- _The problem_:
Search the material below for the word "HESSI". Copy every line that has it.

(Dataset records on visual material)
▶

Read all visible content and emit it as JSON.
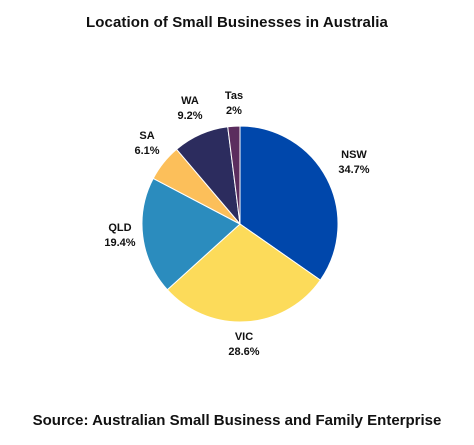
{
  "chart_data": {
    "type": "pie",
    "title": "Location of Small Businesses in Australia",
    "source": "Source: Australian Small Business and Family Enterprise",
    "slices": [
      {
        "label": "NSW",
        "value": 34.7,
        "display": "34.7%",
        "color": "#0047ab"
      },
      {
        "label": "VIC",
        "value": 28.6,
        "display": "28.6%",
        "color": "#fcdb5a"
      },
      {
        "label": "QLD",
        "value": 19.4,
        "display": "19.4%",
        "color": "#2b8cbe"
      },
      {
        "label": "SA",
        "value": 6.1,
        "display": "6.1%",
        "color": "#fcbf5a"
      },
      {
        "label": "WA",
        "value": 9.2,
        "display": "9.2%",
        "color": "#2c2c5e"
      },
      {
        "label": "Tas",
        "value": 2,
        "display": "2%",
        "color": "#5b2d5e"
      }
    ],
    "legend": "none"
  }
}
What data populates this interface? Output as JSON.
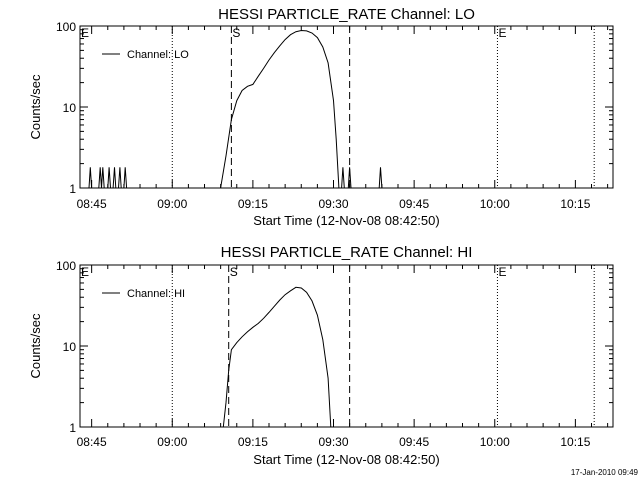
{
  "footer": {
    "date_stamp": "17-Jan-2010 09:49"
  },
  "chart_data": [
    {
      "type": "line",
      "title": "HESSI PARTICLE_RATE Channel: LO",
      "xlabel": "Start Time (12-Nov-08 08:42:50)",
      "ylabel": "Counts/sec",
      "yscale": "log",
      "ylim": [
        1,
        100
      ],
      "xlim": [
        "08:42:50",
        "10:22:00"
      ],
      "x_ticks": [
        "08:45",
        "09:00",
        "09:15",
        "09:30",
        "09:45",
        "10:00",
        "10:15"
      ],
      "y_ticks": [
        "1",
        "10",
        "100"
      ],
      "legend": {
        "position": "top-left",
        "entries": [
          "Channel: LO"
        ]
      },
      "markers": [
        {
          "label": "E",
          "time": "08:42:50",
          "style": "dotted"
        },
        {
          "label": "",
          "time": "09:00:00",
          "style": "dotted"
        },
        {
          "label": "S",
          "time": "09:11:00",
          "style": "dashed"
        },
        {
          "label": "",
          "time": "09:33:00",
          "style": "dashed"
        },
        {
          "label": "E",
          "time": "10:00:30",
          "style": "dotted"
        },
        {
          "label": "",
          "time": "10:18:30",
          "style": "dotted"
        }
      ],
      "series": [
        {
          "name": "Channel: LO",
          "points": [
            [
              "08:42:50",
              1
            ],
            [
              "08:44:30",
              1
            ],
            [
              "08:44:45",
              1.8
            ],
            [
              "08:45:00",
              1
            ],
            [
              "08:46:20",
              1
            ],
            [
              "08:46:35",
              1.8
            ],
            [
              "08:46:50",
              1
            ],
            [
              "08:47:05",
              1.8
            ],
            [
              "08:47:20",
              1
            ],
            [
              "08:48:00",
              1
            ],
            [
              "08:48:15",
              1.8
            ],
            [
              "08:48:30",
              1
            ],
            [
              "08:49:00",
              1
            ],
            [
              "08:49:15",
              1.8
            ],
            [
              "08:49:30",
              1
            ],
            [
              "08:50:00",
              1
            ],
            [
              "08:50:15",
              1.8
            ],
            [
              "08:50:30",
              1
            ],
            [
              "08:51:00",
              1
            ],
            [
              "08:51:15",
              1.8
            ],
            [
              "08:51:30",
              1
            ],
            [
              "09:09:00",
              1
            ],
            [
              "09:10:00",
              2.5
            ],
            [
              "09:11:00",
              7
            ],
            [
              "09:12:00",
              12
            ],
            [
              "09:13:00",
              16
            ],
            [
              "09:14:00",
              18
            ],
            [
              "09:15:00",
              19
            ],
            [
              "09:16:00",
              24
            ],
            [
              "09:17:00",
              30
            ],
            [
              "09:18:00",
              38
            ],
            [
              "09:19:00",
              47
            ],
            [
              "09:20:00",
              57
            ],
            [
              "09:21:00",
              68
            ],
            [
              "09:22:00",
              78
            ],
            [
              "09:23:00",
              85
            ],
            [
              "09:24:00",
              88
            ],
            [
              "09:25:00",
              87
            ],
            [
              "09:26:00",
              82
            ],
            [
              "09:27:00",
              72
            ],
            [
              "09:28:00",
              55
            ],
            [
              "09:29:00",
              35
            ],
            [
              "09:30:00",
              12
            ],
            [
              "09:30:30",
              4
            ],
            [
              "09:31:00",
              1
            ],
            [
              "09:31:30",
              1
            ],
            [
              "09:31:45",
              1.8
            ],
            [
              "09:32:00",
              1
            ],
            [
              "09:32:45",
              1
            ],
            [
              "09:33:00",
              1.8
            ],
            [
              "09:33:15",
              1
            ],
            [
              "09:38:30",
              1
            ],
            [
              "09:38:45",
              1.8
            ],
            [
              "09:39:00",
              1
            ],
            [
              "10:22:00",
              1
            ]
          ]
        }
      ]
    },
    {
      "type": "line",
      "title": "HESSI PARTICLE_RATE Channel: HI",
      "xlabel": "Start Time (12-Nov-08 08:42:50)",
      "ylabel": "Counts/sec",
      "yscale": "log",
      "ylim": [
        1,
        100
      ],
      "xlim": [
        "08:42:50",
        "10:22:00"
      ],
      "x_ticks": [
        "08:45",
        "09:00",
        "09:15",
        "09:30",
        "09:45",
        "10:00",
        "10:15"
      ],
      "y_ticks": [
        "1",
        "10",
        "100"
      ],
      "legend": {
        "position": "top-left",
        "entries": [
          "Channel: HI"
        ]
      },
      "markers": [
        {
          "label": "E",
          "time": "08:42:50",
          "style": "dotted"
        },
        {
          "label": "",
          "time": "09:00:00",
          "style": "dotted"
        },
        {
          "label": "S",
          "time": "09:10:30",
          "style": "dashed"
        },
        {
          "label": "",
          "time": "09:33:00",
          "style": "dashed"
        },
        {
          "label": "E",
          "time": "10:00:30",
          "style": "dotted"
        },
        {
          "label": "",
          "time": "10:18:30",
          "style": "dotted"
        }
      ],
      "series": [
        {
          "name": "Channel: HI",
          "points": [
            [
              "08:42:50",
              1
            ],
            [
              "09:09:30",
              1
            ],
            [
              "09:10:00",
              2
            ],
            [
              "09:10:30",
              5
            ],
            [
              "09:11:00",
              9
            ],
            [
              "09:12:00",
              11
            ],
            [
              "09:13:00",
              13
            ],
            [
              "09:14:00",
              15
            ],
            [
              "09:15:00",
              17
            ],
            [
              "09:16:00",
              19
            ],
            [
              "09:17:00",
              22
            ],
            [
              "09:18:00",
              26
            ],
            [
              "09:19:00",
              31
            ],
            [
              "09:20:00",
              37
            ],
            [
              "09:21:00",
              43
            ],
            [
              "09:22:00",
              48
            ],
            [
              "09:23:00",
              53
            ],
            [
              "09:24:00",
              52
            ],
            [
              "09:25:00",
              46
            ],
            [
              "09:26:00",
              36
            ],
            [
              "09:27:00",
              24
            ],
            [
              "09:28:00",
              12
            ],
            [
              "09:29:00",
              4
            ],
            [
              "09:29:30",
              1
            ],
            [
              "10:22:00",
              1
            ]
          ]
        }
      ]
    }
  ]
}
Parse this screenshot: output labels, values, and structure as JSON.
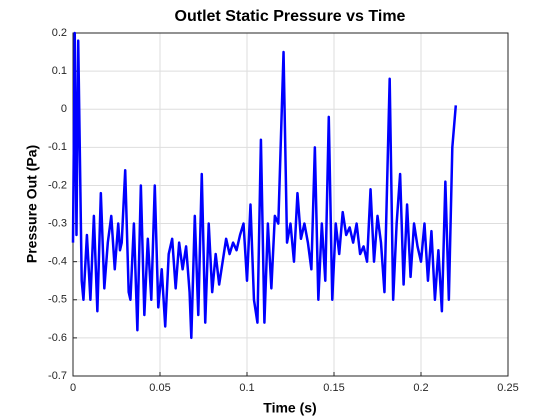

◀

- _Exercise output_:
      "title": "HESSI PARTICLE_RATE Channel: LO",
      "title": "HESSI PARTICLE_RATE Channel: HI",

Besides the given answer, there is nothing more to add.